EXERCISE TASK: Copy out the material from the line containing "324, 354, 337]" down through the line containing "203, 180, 208]", swapping "observed-point" for "data-point" and leaving everything else as it is.

::: SUPPLIED RECORDS

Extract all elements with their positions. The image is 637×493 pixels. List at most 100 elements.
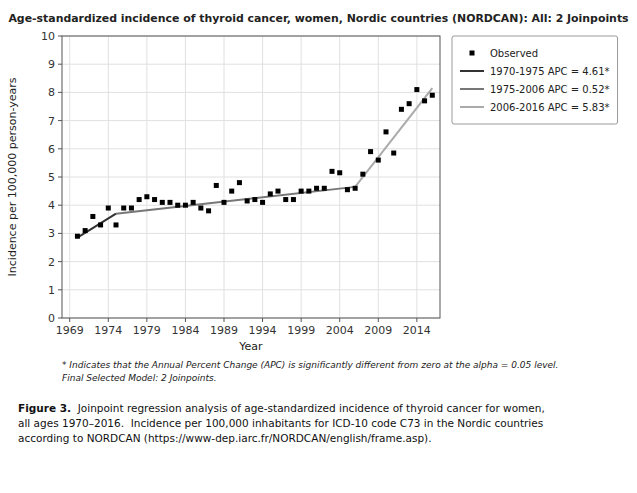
tick-label: 2004	[326, 324, 354, 337]
tick	[58, 233, 62, 234]
caption: according to NORDCAN (https://www-dep.ia…	[18, 432, 432, 444]
observed-point	[252, 197, 257, 202]
legend-swatch	[460, 106, 484, 108]
observed-point	[322, 186, 327, 191]
grid-line	[62, 92, 440, 93]
grid-line	[62, 64, 440, 65]
observed-point	[175, 203, 180, 208]
tick-label: 2014	[403, 324, 431, 337]
grid-line	[69, 36, 70, 318]
legend-swatch	[470, 51, 475, 56]
observed-point	[183, 203, 188, 208]
y-axis-label: Incidence per 100,000 person-years	[6, 77, 19, 276]
observed-point	[391, 151, 396, 156]
grid-line	[62, 148, 440, 149]
plot-frame	[62, 36, 440, 318]
tick	[262, 318, 263, 322]
legend-swatch	[460, 88, 484, 90]
tick	[58, 318, 62, 319]
observed-point	[299, 189, 304, 194]
x-axis-label: Year	[238, 340, 263, 353]
grid-line	[262, 36, 263, 318]
observed-point	[276, 189, 281, 194]
grid-line	[416, 36, 417, 318]
segment-line	[77, 214, 116, 238]
observed-point	[152, 197, 157, 202]
observed-point	[360, 172, 365, 177]
tick-label: 1979	[133, 324, 161, 337]
observed-point	[414, 87, 419, 92]
tick	[58, 289, 62, 290]
tick	[58, 36, 62, 37]
observed-point	[75, 234, 80, 239]
observed-point	[283, 197, 288, 202]
observed-point	[260, 200, 265, 205]
tick-label: 0	[48, 312, 55, 325]
caption-label: Figure 3.	[18, 402, 71, 414]
observed-point	[229, 189, 234, 194]
legend-swatch	[460, 70, 484, 72]
observed-point	[222, 200, 227, 205]
observed-point	[384, 129, 389, 134]
grid-line	[301, 36, 302, 318]
grid-line	[62, 177, 440, 178]
tick	[108, 318, 109, 322]
legend-label: 1970-1975 APC = 4.61*	[490, 66, 610, 77]
segment-line	[355, 88, 432, 187]
segment-line	[116, 187, 355, 214]
observed-point	[268, 191, 273, 196]
caption: all ages 1970–2016. Incidence per 100,00…	[18, 417, 543, 429]
observed-point	[237, 180, 242, 185]
caption-text: according to NORDCAN (https://www-dep.ia…	[18, 432, 432, 444]
observed-point	[98, 222, 103, 227]
observed-point	[206, 208, 211, 213]
observed-point	[407, 101, 412, 106]
grid-line	[62, 205, 440, 206]
observed-point	[422, 98, 427, 103]
background	[0, 0, 637, 493]
observed-point	[353, 186, 358, 191]
caption-text: all ages 1970–2016. Incidence per 100,00…	[18, 417, 543, 429]
grid-line	[62, 289, 440, 290]
observed-point	[114, 222, 119, 227]
observed-point	[291, 197, 296, 202]
observed-point	[106, 206, 111, 211]
tick	[69, 318, 70, 322]
observed-point	[314, 186, 319, 191]
observed-point	[168, 200, 173, 205]
grid-line	[146, 36, 147, 318]
tick-label: 6	[48, 143, 55, 156]
tick-label: 1999	[287, 324, 315, 337]
legend-label: 1975-2006 APC = 0.52*	[490, 84, 610, 95]
grid-line	[185, 36, 186, 318]
tick-label: 2	[48, 256, 55, 269]
grid-line	[62, 120, 440, 121]
observed-point	[129, 206, 134, 211]
tick-label: 1994	[249, 324, 277, 337]
observed-point	[121, 206, 126, 211]
observed-point	[330, 169, 335, 174]
tick	[58, 148, 62, 149]
tick	[416, 318, 417, 322]
grid-line	[339, 36, 340, 318]
chart: Age-standardized incidence of thyroid ca…	[0, 0, 637, 493]
title: Age-standardized incidence of thyroid ca…	[8, 12, 628, 25]
observed-point	[83, 228, 88, 233]
observed-point	[399, 107, 404, 112]
tick	[58, 92, 62, 93]
legend-frame	[452, 36, 618, 124]
tick	[58, 64, 62, 65]
tick	[146, 318, 147, 322]
observed-point	[160, 200, 165, 205]
caption-text: Joinpoint regression analysis of age-sta…	[71, 402, 545, 414]
note: Final Selected Model: 2 Joinpoints.	[62, 373, 217, 383]
note: * Indicates that the Annual Percent Chan…	[62, 360, 558, 370]
data	[75, 87, 435, 239]
tick-label: 2009	[364, 324, 392, 337]
tick-label: 1969	[56, 324, 84, 337]
tick-label: 1984	[171, 324, 199, 337]
observed-point	[345, 187, 350, 192]
tick	[339, 318, 340, 322]
observed-point	[376, 158, 381, 163]
observed-point	[368, 149, 373, 154]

::::::

THE REPLY:
tick-label: 2004	[326, 324, 354, 337]
tick	[58, 233, 62, 234]
caption: according to NORDCAN (https://www-dep.ia…	[18, 432, 432, 444]
data-point	[252, 197, 257, 202]
legend-swatch	[460, 106, 484, 108]
data-point	[322, 186, 327, 191]
grid-line	[62, 92, 440, 93]
grid-line	[62, 64, 440, 65]
data-point	[175, 203, 180, 208]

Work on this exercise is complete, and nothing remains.